[Excerpts from a figure dataset]
start

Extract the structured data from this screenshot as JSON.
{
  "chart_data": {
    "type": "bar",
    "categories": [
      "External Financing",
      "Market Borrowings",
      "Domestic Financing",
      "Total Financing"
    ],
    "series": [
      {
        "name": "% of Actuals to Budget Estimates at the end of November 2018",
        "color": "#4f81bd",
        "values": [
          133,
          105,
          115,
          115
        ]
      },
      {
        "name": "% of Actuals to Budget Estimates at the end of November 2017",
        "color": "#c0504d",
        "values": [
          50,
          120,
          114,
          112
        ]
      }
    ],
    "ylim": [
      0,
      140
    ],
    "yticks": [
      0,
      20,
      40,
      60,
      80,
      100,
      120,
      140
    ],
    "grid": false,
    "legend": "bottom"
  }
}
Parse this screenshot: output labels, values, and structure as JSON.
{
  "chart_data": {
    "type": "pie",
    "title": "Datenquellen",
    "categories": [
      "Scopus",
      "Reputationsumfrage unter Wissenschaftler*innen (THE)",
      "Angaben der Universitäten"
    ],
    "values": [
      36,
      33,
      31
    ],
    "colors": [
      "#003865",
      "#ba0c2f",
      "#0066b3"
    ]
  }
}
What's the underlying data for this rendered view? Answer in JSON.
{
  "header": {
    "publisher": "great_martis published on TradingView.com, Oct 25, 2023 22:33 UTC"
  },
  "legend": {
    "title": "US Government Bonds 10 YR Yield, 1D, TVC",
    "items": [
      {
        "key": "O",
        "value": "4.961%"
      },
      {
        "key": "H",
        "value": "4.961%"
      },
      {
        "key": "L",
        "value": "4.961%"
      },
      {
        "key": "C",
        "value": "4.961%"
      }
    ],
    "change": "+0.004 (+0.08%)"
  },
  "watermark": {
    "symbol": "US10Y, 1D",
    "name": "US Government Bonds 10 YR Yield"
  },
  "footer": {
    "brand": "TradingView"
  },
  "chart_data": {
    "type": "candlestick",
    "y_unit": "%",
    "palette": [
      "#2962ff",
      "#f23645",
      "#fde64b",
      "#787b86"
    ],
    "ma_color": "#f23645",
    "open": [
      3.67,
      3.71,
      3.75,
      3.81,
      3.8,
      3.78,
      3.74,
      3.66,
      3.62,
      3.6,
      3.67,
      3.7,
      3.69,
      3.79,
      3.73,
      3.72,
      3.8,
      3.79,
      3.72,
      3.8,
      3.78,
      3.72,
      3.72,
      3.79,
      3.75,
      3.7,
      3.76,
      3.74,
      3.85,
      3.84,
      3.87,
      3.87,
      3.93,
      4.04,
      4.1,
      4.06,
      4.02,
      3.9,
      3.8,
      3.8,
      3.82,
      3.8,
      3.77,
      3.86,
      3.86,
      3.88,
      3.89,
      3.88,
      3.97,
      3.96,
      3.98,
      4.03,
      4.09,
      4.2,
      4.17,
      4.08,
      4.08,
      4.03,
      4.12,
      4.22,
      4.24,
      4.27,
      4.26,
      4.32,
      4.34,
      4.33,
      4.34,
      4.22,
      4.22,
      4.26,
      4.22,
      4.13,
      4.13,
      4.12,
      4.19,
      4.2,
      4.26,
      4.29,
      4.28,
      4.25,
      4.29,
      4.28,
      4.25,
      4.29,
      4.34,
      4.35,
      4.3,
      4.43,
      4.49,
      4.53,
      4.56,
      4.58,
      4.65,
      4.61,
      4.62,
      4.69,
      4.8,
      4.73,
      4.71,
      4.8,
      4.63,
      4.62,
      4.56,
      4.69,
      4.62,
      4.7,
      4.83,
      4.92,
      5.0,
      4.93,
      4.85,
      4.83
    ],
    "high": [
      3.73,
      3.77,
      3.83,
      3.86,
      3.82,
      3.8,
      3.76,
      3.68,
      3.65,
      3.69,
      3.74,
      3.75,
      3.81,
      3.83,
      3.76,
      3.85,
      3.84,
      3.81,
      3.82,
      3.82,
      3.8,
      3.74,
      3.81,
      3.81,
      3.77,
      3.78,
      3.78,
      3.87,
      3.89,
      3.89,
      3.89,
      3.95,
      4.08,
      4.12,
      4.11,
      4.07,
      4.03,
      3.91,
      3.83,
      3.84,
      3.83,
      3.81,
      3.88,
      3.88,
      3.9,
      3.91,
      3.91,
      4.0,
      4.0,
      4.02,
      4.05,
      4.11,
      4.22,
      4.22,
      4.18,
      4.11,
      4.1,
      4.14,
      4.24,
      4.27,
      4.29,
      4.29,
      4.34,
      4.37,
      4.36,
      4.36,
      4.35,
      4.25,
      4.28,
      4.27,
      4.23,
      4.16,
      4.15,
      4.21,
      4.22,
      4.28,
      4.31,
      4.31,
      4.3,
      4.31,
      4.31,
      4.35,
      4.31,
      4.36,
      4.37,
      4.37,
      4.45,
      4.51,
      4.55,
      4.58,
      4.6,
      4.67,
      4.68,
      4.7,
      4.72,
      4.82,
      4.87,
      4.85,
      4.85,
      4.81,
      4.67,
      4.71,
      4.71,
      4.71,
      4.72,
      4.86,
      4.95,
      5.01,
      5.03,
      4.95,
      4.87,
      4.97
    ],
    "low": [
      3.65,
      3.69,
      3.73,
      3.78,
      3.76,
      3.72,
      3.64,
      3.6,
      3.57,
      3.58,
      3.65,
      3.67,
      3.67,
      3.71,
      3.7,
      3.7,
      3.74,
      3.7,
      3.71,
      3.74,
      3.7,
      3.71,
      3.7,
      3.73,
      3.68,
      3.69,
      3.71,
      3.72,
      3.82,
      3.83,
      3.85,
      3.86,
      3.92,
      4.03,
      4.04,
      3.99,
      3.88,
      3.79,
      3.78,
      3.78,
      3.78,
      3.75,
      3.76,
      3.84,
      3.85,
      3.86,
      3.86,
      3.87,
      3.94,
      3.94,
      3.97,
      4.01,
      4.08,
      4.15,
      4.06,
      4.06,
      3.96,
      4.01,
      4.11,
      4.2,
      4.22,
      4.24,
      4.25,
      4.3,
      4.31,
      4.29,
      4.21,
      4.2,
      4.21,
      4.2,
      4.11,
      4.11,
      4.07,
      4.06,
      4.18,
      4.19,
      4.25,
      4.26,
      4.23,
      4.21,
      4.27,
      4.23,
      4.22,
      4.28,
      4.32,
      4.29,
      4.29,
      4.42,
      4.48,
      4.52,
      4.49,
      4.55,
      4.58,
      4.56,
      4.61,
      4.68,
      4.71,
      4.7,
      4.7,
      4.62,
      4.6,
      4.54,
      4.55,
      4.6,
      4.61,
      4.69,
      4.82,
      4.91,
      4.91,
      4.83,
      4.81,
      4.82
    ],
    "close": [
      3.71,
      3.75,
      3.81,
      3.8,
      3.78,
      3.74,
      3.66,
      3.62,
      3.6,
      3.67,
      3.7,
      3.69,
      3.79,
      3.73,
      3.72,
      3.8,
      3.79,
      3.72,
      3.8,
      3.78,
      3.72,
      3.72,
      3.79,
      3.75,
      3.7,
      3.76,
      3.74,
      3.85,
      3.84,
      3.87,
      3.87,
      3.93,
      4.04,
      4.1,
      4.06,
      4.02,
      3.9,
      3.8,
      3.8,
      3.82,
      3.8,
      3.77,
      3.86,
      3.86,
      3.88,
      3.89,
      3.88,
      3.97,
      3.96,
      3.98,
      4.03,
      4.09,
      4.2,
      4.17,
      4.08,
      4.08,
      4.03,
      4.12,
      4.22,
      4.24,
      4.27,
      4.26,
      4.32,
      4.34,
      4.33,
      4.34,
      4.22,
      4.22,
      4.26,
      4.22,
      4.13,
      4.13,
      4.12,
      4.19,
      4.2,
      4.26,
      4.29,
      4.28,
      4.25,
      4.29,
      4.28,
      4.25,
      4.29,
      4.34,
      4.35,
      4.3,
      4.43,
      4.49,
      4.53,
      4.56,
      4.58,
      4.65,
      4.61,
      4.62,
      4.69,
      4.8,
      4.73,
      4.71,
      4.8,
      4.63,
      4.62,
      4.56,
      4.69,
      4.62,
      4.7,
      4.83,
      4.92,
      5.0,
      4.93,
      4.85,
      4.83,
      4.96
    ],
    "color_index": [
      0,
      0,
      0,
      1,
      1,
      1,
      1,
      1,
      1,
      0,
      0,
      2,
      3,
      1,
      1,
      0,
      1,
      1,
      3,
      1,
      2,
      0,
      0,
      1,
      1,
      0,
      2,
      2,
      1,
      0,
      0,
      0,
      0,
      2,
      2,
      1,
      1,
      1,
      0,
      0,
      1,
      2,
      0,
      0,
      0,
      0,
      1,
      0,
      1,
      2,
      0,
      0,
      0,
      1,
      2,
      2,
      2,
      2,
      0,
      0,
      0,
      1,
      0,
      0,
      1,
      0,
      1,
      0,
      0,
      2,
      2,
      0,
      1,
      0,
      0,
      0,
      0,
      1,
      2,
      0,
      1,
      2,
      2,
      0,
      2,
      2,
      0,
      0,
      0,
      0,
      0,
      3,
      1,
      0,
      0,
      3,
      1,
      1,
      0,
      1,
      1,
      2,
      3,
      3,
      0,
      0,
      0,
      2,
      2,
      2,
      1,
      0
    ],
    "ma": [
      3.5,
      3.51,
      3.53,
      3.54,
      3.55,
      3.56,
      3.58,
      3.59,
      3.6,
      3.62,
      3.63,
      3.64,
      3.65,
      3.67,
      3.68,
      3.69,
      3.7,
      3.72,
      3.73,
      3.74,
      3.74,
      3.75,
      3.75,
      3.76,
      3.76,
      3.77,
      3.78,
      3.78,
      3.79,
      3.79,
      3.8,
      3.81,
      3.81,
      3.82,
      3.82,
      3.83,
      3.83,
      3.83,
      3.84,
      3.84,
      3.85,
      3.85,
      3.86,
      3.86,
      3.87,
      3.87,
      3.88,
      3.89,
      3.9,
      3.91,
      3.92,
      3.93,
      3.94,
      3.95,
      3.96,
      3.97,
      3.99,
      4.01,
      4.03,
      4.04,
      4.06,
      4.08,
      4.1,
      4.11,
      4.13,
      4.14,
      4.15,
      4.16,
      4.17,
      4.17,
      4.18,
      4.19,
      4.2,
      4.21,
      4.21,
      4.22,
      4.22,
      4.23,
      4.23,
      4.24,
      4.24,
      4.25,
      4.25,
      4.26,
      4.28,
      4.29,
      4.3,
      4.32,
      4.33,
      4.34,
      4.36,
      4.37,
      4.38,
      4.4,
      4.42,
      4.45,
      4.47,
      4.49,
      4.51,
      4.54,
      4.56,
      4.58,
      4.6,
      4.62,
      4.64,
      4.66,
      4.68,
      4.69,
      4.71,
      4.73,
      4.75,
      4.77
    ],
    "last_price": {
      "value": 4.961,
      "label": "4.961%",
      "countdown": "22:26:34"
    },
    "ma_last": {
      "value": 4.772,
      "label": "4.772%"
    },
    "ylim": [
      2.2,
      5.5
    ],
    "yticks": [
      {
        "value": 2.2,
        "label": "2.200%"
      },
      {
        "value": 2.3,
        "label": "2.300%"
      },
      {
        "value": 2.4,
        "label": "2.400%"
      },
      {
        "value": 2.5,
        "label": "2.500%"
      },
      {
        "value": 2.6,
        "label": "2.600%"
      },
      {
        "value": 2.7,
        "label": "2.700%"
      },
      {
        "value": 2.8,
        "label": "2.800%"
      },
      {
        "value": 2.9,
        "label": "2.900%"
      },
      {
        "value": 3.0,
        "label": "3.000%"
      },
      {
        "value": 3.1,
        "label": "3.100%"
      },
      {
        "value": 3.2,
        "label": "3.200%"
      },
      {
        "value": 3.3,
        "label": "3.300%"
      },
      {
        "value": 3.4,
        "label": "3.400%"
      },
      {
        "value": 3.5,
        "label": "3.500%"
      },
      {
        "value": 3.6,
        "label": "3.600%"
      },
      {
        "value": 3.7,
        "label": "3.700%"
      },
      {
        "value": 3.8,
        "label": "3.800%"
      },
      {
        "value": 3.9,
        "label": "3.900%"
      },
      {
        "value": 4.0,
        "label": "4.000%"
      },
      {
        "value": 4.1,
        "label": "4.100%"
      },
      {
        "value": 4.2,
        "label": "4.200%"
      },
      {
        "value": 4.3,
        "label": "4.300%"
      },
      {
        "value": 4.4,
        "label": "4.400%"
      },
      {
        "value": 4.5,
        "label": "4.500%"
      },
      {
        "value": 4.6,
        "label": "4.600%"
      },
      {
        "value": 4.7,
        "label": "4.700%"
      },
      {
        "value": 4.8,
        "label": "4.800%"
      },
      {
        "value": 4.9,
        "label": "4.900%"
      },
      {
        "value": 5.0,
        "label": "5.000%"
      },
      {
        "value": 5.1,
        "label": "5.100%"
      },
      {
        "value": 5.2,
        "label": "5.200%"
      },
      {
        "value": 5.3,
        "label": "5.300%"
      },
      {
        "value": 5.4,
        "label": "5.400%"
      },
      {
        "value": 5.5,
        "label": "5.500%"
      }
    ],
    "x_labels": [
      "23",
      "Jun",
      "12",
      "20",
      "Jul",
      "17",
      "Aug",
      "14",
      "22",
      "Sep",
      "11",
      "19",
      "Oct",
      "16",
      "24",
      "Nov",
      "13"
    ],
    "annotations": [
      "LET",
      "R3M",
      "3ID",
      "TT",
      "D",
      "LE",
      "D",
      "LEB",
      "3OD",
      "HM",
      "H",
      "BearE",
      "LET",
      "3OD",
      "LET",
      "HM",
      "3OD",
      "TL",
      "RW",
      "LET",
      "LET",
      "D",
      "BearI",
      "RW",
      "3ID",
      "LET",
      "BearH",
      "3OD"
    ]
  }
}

end

▶ [TASK TO CARRY OUT] Which lines hold the string "values"? List them all.

▶ [FULL RESPONSE]
        "values": [
        "values": [
Parse this screenshot: output labels, values, and structure as JSON.
    "values": [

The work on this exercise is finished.